Written instruction
Spot each line that carries the word "with"; copy those lines.

[Data extracted from a collection]
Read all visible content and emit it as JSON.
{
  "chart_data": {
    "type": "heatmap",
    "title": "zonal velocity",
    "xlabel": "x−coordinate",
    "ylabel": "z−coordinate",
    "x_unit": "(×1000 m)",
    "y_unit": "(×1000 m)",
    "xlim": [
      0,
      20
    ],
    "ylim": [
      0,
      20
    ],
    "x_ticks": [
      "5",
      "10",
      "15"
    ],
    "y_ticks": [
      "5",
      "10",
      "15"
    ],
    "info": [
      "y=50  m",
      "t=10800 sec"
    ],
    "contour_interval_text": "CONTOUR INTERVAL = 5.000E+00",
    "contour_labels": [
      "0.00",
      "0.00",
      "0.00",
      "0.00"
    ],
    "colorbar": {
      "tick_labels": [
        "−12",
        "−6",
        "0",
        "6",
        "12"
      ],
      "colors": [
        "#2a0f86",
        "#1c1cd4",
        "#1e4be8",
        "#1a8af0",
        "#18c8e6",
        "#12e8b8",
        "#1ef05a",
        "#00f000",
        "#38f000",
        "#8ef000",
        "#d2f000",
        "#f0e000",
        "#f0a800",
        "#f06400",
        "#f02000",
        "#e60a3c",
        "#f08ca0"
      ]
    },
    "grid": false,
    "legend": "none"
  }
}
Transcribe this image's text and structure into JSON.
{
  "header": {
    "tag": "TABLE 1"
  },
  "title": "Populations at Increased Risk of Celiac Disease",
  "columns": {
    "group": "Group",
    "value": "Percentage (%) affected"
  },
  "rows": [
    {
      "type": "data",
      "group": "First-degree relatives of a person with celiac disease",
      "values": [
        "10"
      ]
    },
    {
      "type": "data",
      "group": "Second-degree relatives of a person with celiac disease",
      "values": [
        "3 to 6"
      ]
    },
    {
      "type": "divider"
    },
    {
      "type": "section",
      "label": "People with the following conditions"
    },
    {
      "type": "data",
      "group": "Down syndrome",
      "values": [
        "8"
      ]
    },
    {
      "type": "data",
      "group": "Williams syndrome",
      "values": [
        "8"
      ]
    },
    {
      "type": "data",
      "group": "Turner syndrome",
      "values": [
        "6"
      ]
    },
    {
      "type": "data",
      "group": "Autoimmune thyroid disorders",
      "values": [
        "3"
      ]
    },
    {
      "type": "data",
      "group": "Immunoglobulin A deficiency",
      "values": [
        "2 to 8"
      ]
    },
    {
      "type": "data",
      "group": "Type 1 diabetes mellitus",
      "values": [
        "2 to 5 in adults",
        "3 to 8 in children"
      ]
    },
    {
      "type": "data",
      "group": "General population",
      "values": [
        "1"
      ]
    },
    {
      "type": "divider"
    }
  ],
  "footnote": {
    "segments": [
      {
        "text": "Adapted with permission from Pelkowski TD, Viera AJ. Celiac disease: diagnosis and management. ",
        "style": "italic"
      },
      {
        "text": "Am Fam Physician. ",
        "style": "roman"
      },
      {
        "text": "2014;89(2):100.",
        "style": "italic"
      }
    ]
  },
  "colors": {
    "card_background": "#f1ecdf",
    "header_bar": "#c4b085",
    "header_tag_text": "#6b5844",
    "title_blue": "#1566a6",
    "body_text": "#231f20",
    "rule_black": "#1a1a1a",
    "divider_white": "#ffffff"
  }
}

Solution for this exercise
      "group": "First-degree relatives of a person with celiac disease",
      "group": "Second-degree relatives of a person with celiac disease",
      "label": "People with the following conditions"
        "text": "Adapted with permission from Pelkowski TD, Viera AJ. Celiac disease: diagnosis and management. ",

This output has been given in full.